= Task to carry out =
The data below must be copied in full and without any change.

— start of Material for this task —

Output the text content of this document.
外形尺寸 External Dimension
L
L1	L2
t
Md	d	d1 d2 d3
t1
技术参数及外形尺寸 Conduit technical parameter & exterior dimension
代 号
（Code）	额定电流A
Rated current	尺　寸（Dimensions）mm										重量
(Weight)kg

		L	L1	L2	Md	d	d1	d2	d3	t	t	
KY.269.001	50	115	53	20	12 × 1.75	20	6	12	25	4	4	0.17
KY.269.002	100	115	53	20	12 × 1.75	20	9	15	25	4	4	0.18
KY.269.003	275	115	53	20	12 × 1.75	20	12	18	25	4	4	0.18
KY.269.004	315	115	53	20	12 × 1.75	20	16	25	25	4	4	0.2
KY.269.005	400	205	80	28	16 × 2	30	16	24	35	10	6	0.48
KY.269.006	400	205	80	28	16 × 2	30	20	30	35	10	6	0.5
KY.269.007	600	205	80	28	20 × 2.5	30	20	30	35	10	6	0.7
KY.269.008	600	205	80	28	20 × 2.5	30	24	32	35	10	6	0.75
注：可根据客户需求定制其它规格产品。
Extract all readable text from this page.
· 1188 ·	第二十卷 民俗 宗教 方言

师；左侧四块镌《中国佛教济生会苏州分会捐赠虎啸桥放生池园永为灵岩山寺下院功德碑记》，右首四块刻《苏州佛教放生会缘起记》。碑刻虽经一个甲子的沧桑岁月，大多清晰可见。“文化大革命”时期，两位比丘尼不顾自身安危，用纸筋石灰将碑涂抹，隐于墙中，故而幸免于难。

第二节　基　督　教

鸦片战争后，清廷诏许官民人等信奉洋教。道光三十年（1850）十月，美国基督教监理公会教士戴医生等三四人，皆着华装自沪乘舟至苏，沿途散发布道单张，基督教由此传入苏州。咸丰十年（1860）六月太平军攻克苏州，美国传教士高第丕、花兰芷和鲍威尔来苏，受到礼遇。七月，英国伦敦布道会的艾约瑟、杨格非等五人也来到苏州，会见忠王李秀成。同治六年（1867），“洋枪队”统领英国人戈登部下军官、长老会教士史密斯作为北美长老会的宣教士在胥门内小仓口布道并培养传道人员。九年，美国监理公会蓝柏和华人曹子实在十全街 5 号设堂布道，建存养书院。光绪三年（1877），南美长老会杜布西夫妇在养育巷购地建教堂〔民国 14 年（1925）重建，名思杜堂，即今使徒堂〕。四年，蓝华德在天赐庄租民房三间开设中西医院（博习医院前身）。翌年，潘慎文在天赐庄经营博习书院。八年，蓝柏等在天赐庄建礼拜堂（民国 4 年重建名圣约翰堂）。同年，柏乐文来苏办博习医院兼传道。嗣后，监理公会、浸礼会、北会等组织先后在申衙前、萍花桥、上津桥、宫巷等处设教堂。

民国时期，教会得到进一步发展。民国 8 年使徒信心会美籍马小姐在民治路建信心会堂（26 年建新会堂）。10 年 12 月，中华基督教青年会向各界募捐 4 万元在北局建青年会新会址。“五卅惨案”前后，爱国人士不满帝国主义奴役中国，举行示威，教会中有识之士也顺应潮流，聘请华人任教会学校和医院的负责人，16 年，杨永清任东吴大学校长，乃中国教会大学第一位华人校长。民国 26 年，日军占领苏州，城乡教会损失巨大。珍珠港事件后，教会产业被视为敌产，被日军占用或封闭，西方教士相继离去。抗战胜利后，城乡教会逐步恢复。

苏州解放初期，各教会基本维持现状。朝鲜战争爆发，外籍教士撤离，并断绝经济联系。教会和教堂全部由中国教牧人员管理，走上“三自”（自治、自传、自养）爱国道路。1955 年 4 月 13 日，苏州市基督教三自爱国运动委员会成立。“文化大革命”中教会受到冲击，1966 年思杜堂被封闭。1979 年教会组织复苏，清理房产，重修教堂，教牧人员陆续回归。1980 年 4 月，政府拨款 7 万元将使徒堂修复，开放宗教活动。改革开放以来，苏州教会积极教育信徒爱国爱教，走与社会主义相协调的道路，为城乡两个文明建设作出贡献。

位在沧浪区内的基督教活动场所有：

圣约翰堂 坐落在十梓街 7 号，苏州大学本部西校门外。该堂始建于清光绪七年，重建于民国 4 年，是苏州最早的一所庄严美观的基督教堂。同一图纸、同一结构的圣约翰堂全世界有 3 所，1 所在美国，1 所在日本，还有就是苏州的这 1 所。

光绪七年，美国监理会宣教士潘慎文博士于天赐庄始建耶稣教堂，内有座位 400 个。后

— end of Material for this task —

= Right answer =
Output the text content of this document.
外形尺寸 External Dimension
L
L1	L2
t
Md	d	d1 d2 d3
t1
技术参数及外形尺寸 Conduit technical parameter & exterior dimension
代 号
（Code）	额定电流A
Rated current	尺　寸（Dimensions）mm										重量
(Weight)kg

		L	L1	L2	Md	d	d1	d2	d3	t	t	
KY.269.001	50	115	53	20	12 × 1.75	20	6	12	25	4	4	0.17
KY.269.002	100	115	53	20	12 × 1.75	20	9	15	25	4	4	0.18
KY.269.003	275	115	53	20	12 × 1.75	20	12	18	25	4	4	0.18
KY.269.004	315	115	53	20	12 × 1.75	20	16	25	25	4	4	0.2
KY.269.005	400	205	80	28	16 × 2	30	16	24	35	10	6	0.48
KY.269.006	400	205	80	28	16 × 2	30	20	30	35	10	6	0.5
KY.269.007	600	205	80	28	20 × 2.5	30	20	30	35	10	6	0.7
KY.269.008	600	205	80	28	20 × 2.5	30	24	32	35	10	6	0.75
注：可根据客户需求定制其它规格产品。
Extract all readable text from this page.
· 1188 ·	第二十卷 民俗 宗教 方言

师；左侧四块镌《中国佛教济生会苏州分会捐赠虎啸桥放生池园永为灵岩山寺下院功德碑记》，右首四块刻《苏州佛教放生会缘起记》。碑刻虽经一个甲子的沧桑岁月，大多清晰可见。“文化大革命”时期，两位比丘尼不顾自身安危，用纸筋石灰将碑涂抹，隐于墙中，故而幸免于难。

第二节　基　督　教

鸦片战争后，清廷诏许官民人等信奉洋教。道光三十年（1850）十月，美国基督教监理公会教士戴医生等三四人，皆着华装自沪乘舟至苏，沿途散发布道单张，基督教由此传入苏州。咸丰十年（1860）六月太平军攻克苏州，美国传教士高第丕、花兰芷和鲍威尔来苏，受到礼遇。七月，英国伦敦布道会的艾约瑟、杨格非等五人也来到苏州，会见忠王李秀成。同治六年（1867），“洋枪队”统领英国人戈登部下军官、长老会教士史密斯作为北美长老会的宣教士在胥门内小仓口布道并培养传道人员。九年，美国监理公会蓝柏和华人曹子实在十全街 5 号设堂布道，建存养书院。光绪三年（1877），南美长老会杜布西夫妇在养育巷购地建教堂〔民国 14 年（1925）重建，名思杜堂，即今使徒堂〕。四年，蓝华德在天赐庄租民房三间开设中西医院（博习医院前身）。翌年，潘慎文在天赐庄经营博习书院。八年，蓝柏等在天赐庄建礼拜堂（民国 4 年重建名圣约翰堂）。同年，柏乐文来苏办博习医院兼传道。嗣后，监理公会、浸礼会、北会等组织先后在申衙前、萍花桥、上津桥、宫巷等处设教堂。

民国时期，教会得到进一步发展。民国 8 年使徒信心会美籍马小姐在民治路建信心会堂（26 年建新会堂）。10 年 12 月，中华基督教青年会向各界募捐 4 万元在北局建青年会新会址。“五卅惨案”前后，爱国人士不满帝国主义奴役中国，举行示威，教会中有识之士也顺应潮流，聘请华人任教会学校和医院的负责人，16 年，杨永清任东吴大学校长，乃中国教会大学第一位华人校长。民国 26 年，日军占领苏州，城乡教会损失巨大。珍珠港事件后，教会产业被视为敌产，被日军占用或封闭，西方教士相继离去。抗战胜利后，城乡教会逐步恢复。

苏州解放初期，各教会基本维持现状。朝鲜战争爆发，外籍教士撤离，并断绝经济联系。教会和教堂全部由中国教牧人员管理，走上“三自”（自治、自传、自养）爱国道路。1955 年 4 月 13 日，苏州市基督教三自爱国运动委员会成立。“文化大革命”中教会受到冲击，1966 年思杜堂被封闭。1979 年教会组织复苏，清理房产，重修教堂，教牧人员陆续回归。1980 年 4 月，政府拨款 7 万元将使徒堂修复，开放宗教活动。改革开放以来，苏州教会积极教育信徒爱国爱教，走与社会主义相协调的道路，为城乡两个文明建设作出贡献。

位在沧浪区内的基督教活动场所有：

圣约翰堂 坐落在十梓街 7 号，苏州大学本部西校门外。该堂始建于清光绪七年，重建于民国 4 年，是苏州最早的一所庄严美观的基督教堂。同一图纸、同一结构的圣约翰堂全世界有 3 所，1 所在美国，1 所在日本，还有就是苏州的这 1 所。

光绪七年，美国监理会宣教士潘慎文博士于天赐庄始建耶稣教堂，内有座位 400 个。后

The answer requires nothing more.